Exercise:
An exact copy of the records is required, minus the pictures they hold.

===== The records =====

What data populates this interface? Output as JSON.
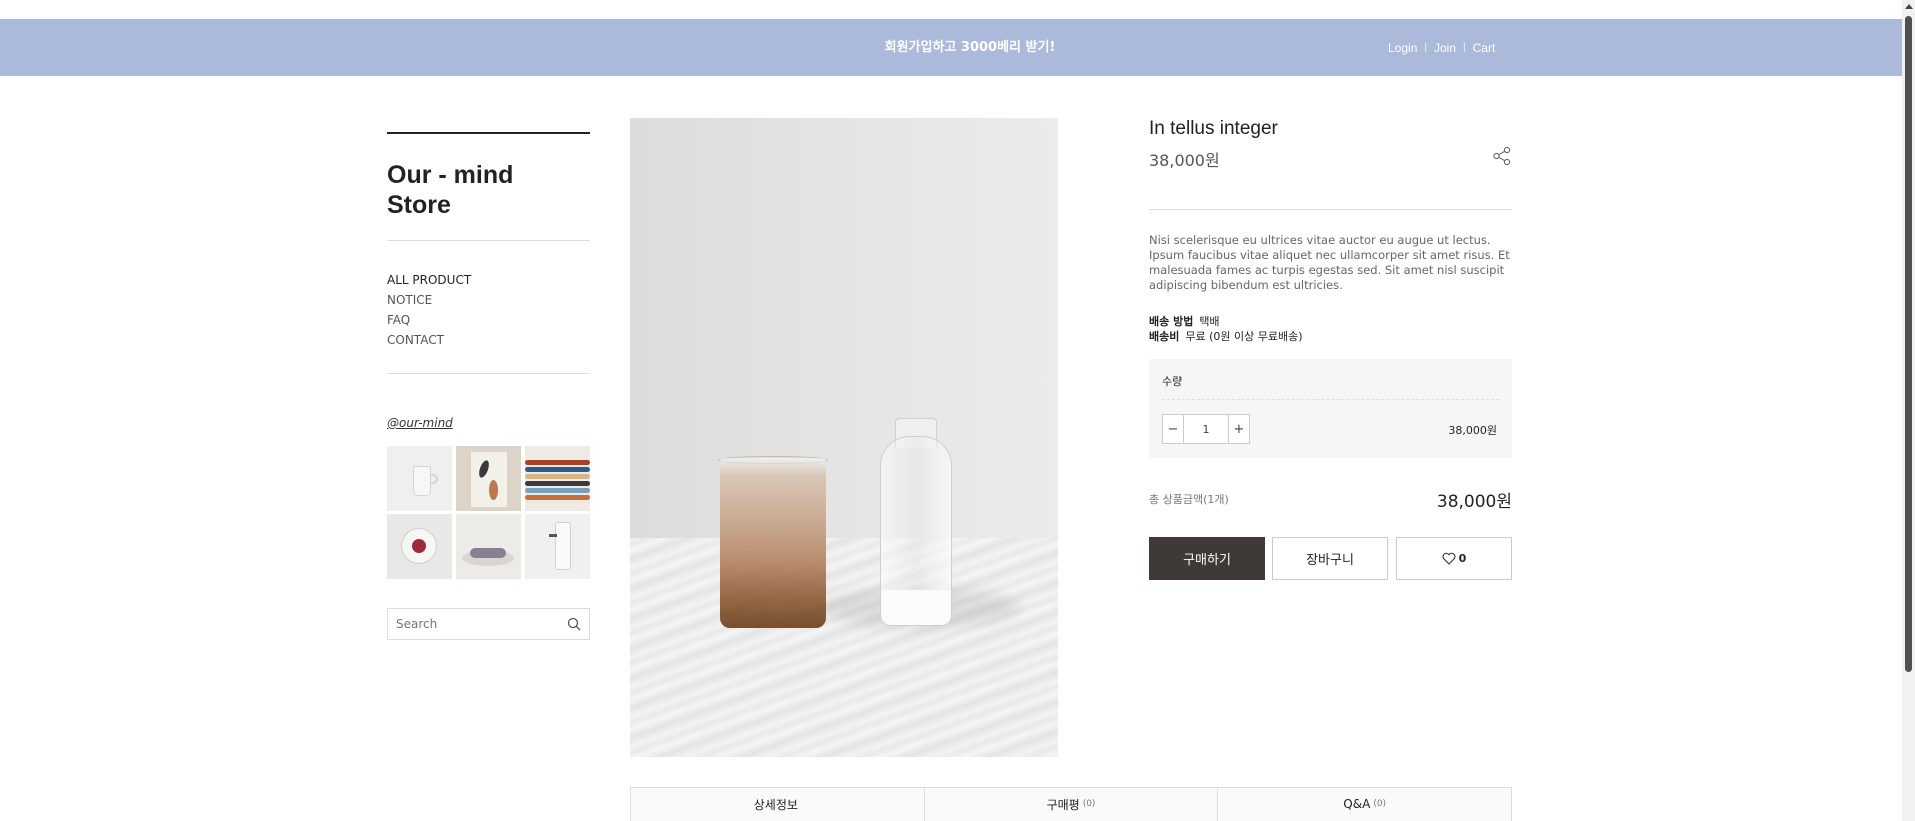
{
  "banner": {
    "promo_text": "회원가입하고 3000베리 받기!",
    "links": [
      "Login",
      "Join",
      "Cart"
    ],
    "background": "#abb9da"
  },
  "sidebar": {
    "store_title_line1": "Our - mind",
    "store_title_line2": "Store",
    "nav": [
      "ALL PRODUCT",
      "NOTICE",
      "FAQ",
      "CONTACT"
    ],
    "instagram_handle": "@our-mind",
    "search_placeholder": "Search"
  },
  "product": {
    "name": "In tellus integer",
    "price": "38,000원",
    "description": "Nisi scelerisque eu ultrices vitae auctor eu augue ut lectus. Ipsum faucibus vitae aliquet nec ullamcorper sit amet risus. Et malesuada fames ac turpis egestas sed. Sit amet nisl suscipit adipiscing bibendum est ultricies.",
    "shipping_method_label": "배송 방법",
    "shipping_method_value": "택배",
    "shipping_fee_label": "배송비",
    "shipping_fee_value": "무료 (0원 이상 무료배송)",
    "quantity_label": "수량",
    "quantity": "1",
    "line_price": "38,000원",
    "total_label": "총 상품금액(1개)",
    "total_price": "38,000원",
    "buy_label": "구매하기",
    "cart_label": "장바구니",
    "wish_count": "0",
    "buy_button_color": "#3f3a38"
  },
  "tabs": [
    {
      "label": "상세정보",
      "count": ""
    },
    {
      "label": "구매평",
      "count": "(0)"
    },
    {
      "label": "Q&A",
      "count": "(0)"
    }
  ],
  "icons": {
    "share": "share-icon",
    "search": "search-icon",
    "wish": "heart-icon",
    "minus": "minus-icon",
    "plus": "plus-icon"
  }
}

=====

Full answer:
What data populates this interface? Output as JSON.
{
  "banner": {
    "promo_text": "회원가입하고 3000베리 받기!",
    "links": [
      "Login",
      "Join",
      "Cart"
    ],
    "background": "#abb9da"
  },
  "sidebar": {
    "store_title_line1": "Our - mind",
    "store_title_line2": "Store",
    "nav": [
      "ALL PRODUCT",
      "NOTICE",
      "FAQ",
      "CONTACT"
    ],
    "instagram_handle": "@our-mind",
    "search_placeholder": "Search"
  },
  "product": {
    "name": "In tellus integer",
    "price": "38,000원",
    "description": "Nisi scelerisque eu ultrices vitae auctor eu augue ut lectus. Ipsum faucibus vitae aliquet nec ullamcorper sit amet risus. Et malesuada fames ac turpis egestas sed. Sit amet nisl suscipit adipiscing bibendum est ultricies.",
    "shipping_method_label": "배송 방법",
    "shipping_method_value": "택배",
    "shipping_fee_label": "배송비",
    "shipping_fee_value": "무료 (0원 이상 무료배송)",
    "quantity_label": "수량",
    "quantity": "1",
    "line_price": "38,000원",
    "total_label": "총 상품금액(1개)",
    "total_price": "38,000원",
    "buy_label": "구매하기",
    "cart_label": "장바구니",
    "wish_count": "0",
    "buy_button_color": "#3f3a38"
  },
  "tabs": [
    {
      "label": "상세정보",
      "count": ""
    },
    {
      "label": "구매평",
      "count": "(0)"
    },
    {
      "label": "Q&A",
      "count": "(0)"
    }
  ],
  "icons": {
    "share": "share-icon",
    "search": "search-icon",
    "wish": "heart-icon",
    "minus": "minus-icon",
    "plus": "plus-icon"
  }
}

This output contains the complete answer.